| Task brief |
From the listing below, pull each line that includes "tukang".

| Source records |
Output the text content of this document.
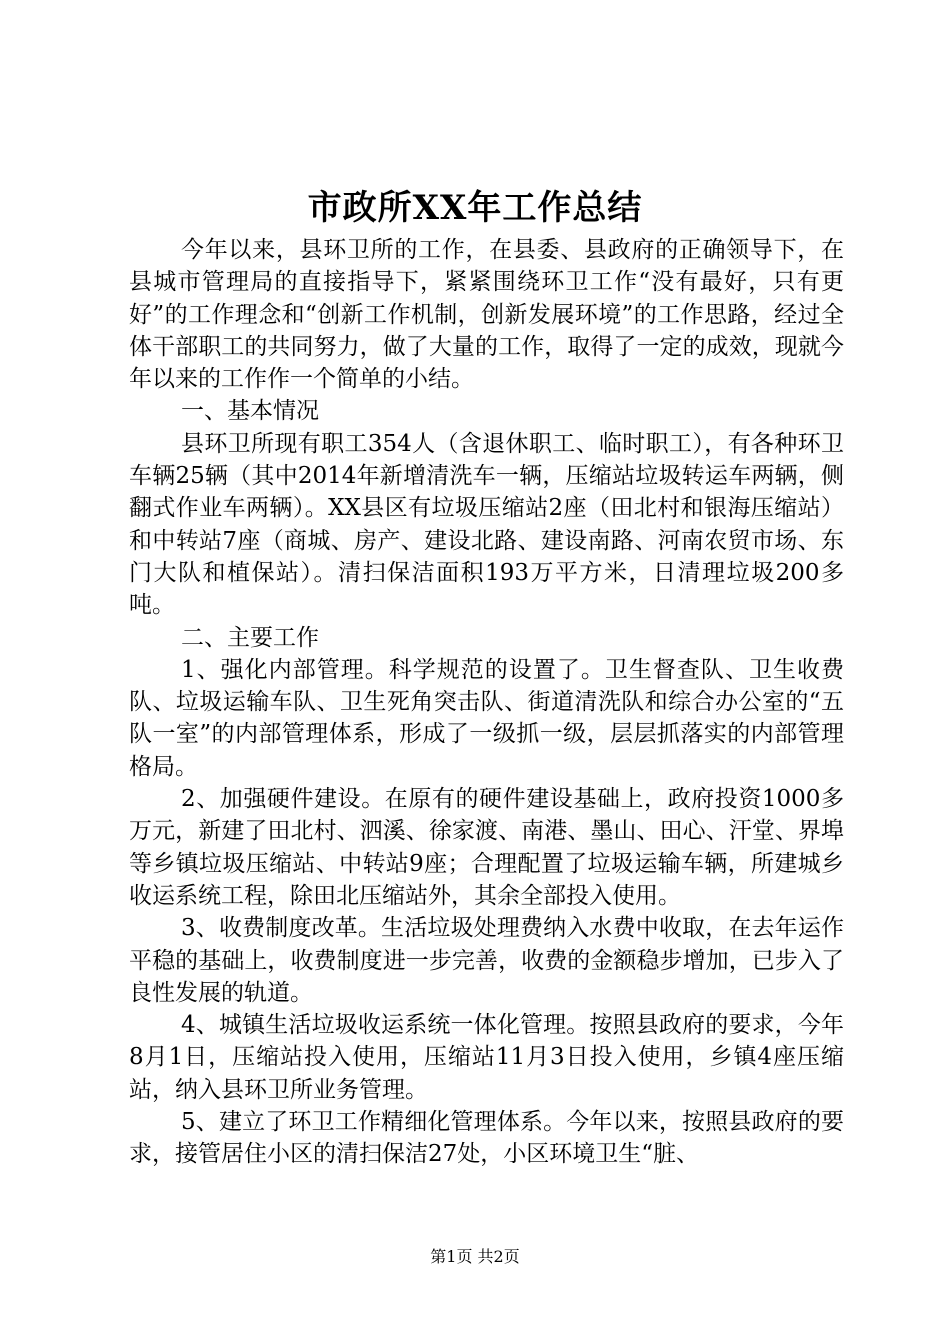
市政所XX年工作总结

今年以来，县环卫所的工作，在县委、县政府的正确领导下，在县城市管理局的直接指导下，紧紧围绕环卫工作“没有最好，只有更好”的工作理念和“创新工作机制，创新发展环境”的工作思路，经过全体干部职工的共同努力，做了大量的工作，取得了一定的成效，现就今年以来的工作作一个简单的小结。

一、基本情况

县环卫所现有职工354人（含退休职工、临时职工），有各种环卫车辆25辆（其中2014年新增清洗车一辆，压缩站垃圾转运车两辆，侧翻式作业车两辆）。XX县区有垃圾压缩站2座（田北村和银海压缩站）和中转站7座（商城、房产、建设北路、建设南路、河南农贸市场、东门大队和植保站）。清扫保洁面积193万平方米，日清理垃圾200多吨。

二、主要工作

1、强化内部管理。科学规范的设置了。卫生督查队、卫生收费队、垃圾运输车队、卫生死角突击队、街道清洗队和综合办公室的“五队一室”的内部管理体系，形成了一级抓一级，层层抓落实的内部管理格局。

2、加强硬件建设。在原有的硬件建设基础上，政府投资1000多万元，新建了田北村、泗溪、徐家渡、南港、墨山、田心、汗堂、界埠等乡镇垃圾压缩站、中转站9座；合理配置了垃圾运输车辆，所建城乡收运系统工程，除田北压缩站外，其余全部投入使用。

3、收费制度改革。生活垃圾处理费纳入水费中收取，在去年运作平稳的基础上，收费制度进一步完善，收费的金额稳步增加，已步入了良性发展的轨道。

4、城镇生活垃圾收运系统一体化管理。按照县政府的要求，今年8月1日，压缩站投入使用，压缩站11月3日投入使用，乡镇4座压缩站，纳入县环卫所业务管理。

5、建立了环卫工作精细化管理体系。今年以来，按照县政府的要求，接管居住小区的清扫保洁27处，小区环境卫生“脏、

第1页 共2页
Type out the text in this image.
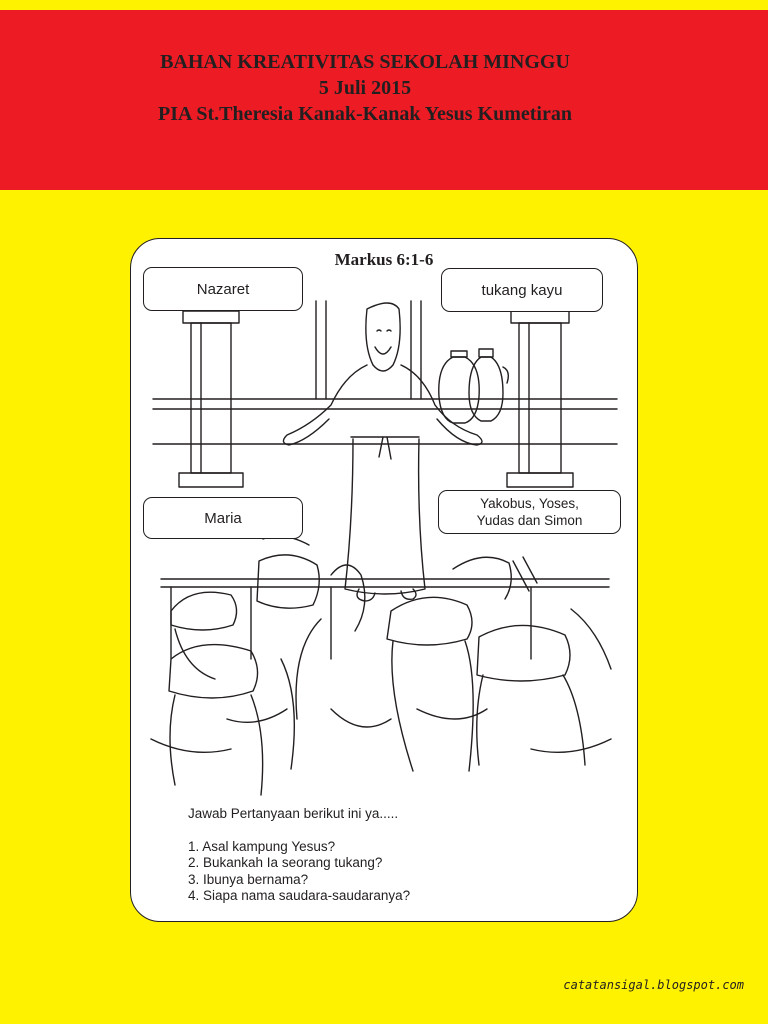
BAHAN KREATIVITAS SEKOLAH MINGGU
5 Juli 2015
PIA St.Theresia Kanak-Kanak Yesus Kumetiran
Markus 6:1-6
Nazaret	tukang kayu
Maria
Yakobus, Yoses,
Yudas dan Simon
Jawab Pertanyaan berikut ini ya.....
1. Asal kampung Yesus?
2. Bukankah Ia seorang tukang?
3. Ibunya bernama?
4. Siapa nama saudara-saudaranya?
catatansigal.blogspot.com
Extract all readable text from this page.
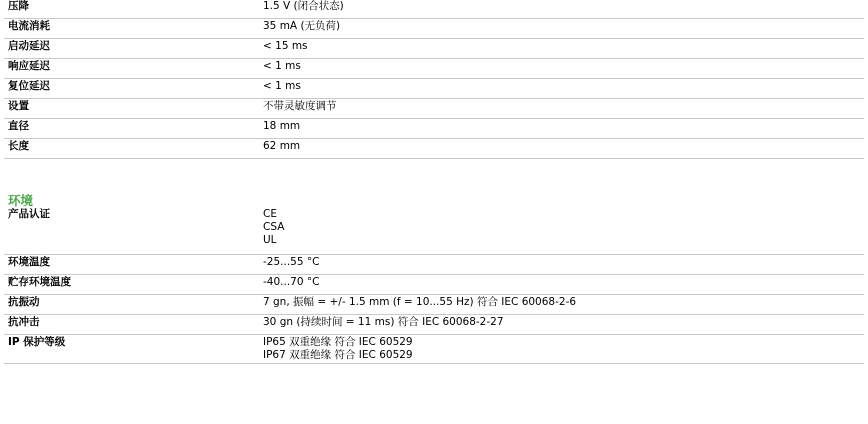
压降	1.5 V (闭合状态)
电流消耗	35 mA (无负荷)
启动延迟	< 15 ms
响应延迟	< 1 ms
复位延迟	< 1 ms
设置	不带灵敏度调节
直径	18 mm
长度	62 mm
环境
产品认证	CE
CSA
UL

环境温度	-25...55 °C
贮存环境温度	-40...70 °C
抗振动	7 gn, 振幅 = +/- 1.5 mm (f = 10...55 Hz) 符合 IEC 60068-2-6
抗冲击	30 gn (持续时间 = 11 ms) 符合 IEC 60068-2-27
IP 保护等级	IP65 双重绝缘 符合 IEC 60529
IP67 双重绝缘 符合 IEC 60529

| In response |
Nazaret	tukang kayu
2. Bukankah Ia seorang tukang?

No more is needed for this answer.